══ Record list
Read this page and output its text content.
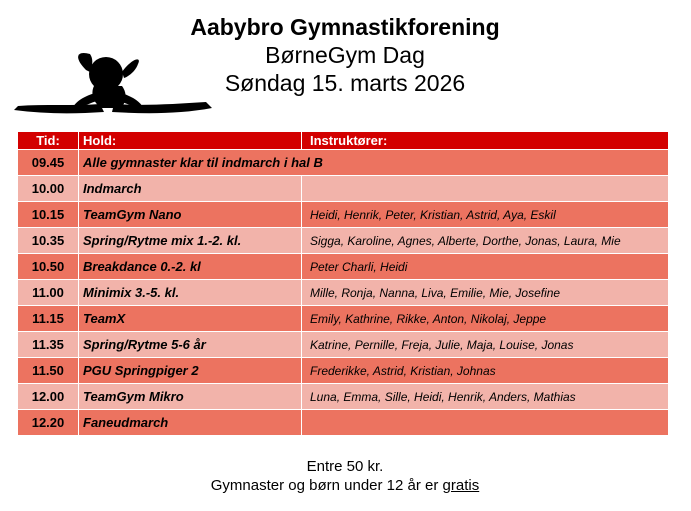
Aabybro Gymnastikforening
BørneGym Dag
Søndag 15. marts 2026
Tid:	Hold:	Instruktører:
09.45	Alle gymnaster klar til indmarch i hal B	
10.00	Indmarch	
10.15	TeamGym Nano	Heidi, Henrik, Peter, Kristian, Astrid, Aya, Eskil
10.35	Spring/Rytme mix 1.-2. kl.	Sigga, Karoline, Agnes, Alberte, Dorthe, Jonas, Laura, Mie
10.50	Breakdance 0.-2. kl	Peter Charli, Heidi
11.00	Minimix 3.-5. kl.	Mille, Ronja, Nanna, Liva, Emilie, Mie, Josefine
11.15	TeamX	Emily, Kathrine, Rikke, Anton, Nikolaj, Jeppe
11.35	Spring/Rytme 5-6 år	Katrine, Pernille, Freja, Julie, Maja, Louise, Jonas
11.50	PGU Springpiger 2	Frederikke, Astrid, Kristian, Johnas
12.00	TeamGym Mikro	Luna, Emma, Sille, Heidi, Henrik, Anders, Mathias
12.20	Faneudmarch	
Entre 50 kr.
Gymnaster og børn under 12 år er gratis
════
══ Record list
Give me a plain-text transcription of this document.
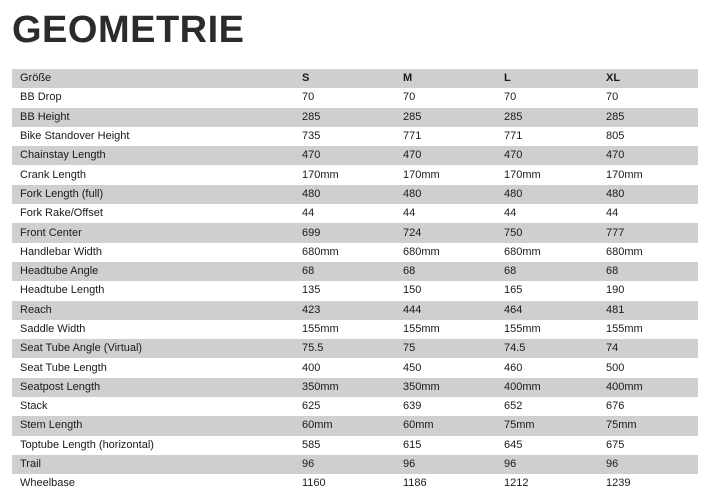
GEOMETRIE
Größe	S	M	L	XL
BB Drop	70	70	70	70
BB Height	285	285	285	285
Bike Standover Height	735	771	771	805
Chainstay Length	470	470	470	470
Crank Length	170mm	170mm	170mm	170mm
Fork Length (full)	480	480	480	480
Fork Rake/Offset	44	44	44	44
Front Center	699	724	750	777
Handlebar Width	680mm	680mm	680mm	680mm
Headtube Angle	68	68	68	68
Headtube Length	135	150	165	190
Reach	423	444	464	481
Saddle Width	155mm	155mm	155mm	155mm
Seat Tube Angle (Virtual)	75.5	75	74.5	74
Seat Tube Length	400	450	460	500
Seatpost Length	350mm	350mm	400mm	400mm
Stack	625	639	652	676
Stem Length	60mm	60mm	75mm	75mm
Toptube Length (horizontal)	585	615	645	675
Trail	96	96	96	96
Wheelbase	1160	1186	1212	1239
════
══ Record list
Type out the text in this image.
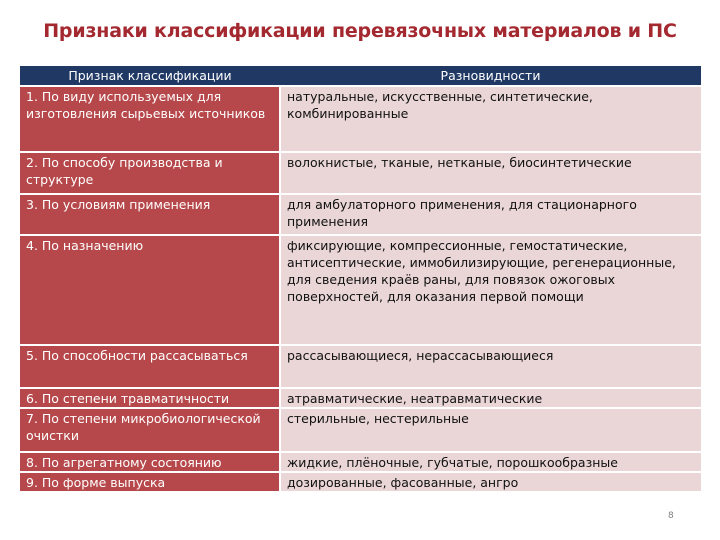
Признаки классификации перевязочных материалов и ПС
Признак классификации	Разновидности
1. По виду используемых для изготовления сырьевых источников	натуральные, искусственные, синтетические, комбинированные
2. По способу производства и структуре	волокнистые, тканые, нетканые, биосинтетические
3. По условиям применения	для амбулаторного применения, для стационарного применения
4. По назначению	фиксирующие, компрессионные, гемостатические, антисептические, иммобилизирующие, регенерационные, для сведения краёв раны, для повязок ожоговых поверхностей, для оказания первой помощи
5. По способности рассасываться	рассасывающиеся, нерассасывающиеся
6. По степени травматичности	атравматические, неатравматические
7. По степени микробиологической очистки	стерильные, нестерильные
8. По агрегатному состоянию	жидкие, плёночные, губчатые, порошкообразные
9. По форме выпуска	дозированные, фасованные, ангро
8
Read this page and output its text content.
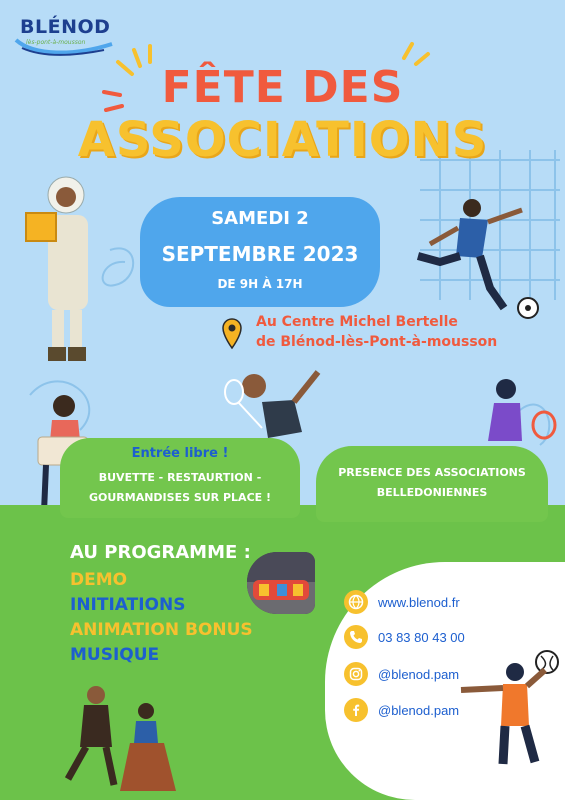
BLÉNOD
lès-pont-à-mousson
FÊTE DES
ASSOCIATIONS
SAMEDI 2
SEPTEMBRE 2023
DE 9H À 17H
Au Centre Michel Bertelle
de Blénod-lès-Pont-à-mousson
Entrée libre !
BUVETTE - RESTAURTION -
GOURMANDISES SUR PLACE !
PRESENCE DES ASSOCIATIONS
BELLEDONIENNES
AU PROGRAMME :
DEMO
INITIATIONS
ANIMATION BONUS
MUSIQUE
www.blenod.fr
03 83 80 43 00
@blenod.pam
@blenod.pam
════
**What is needed**
Go through the entries above and copy every line containing "text".

**Output below**
Read this page and output its text content.
Give me a plain-text transcription of this document.
Type out the text in this image.
Read this page and output its text content.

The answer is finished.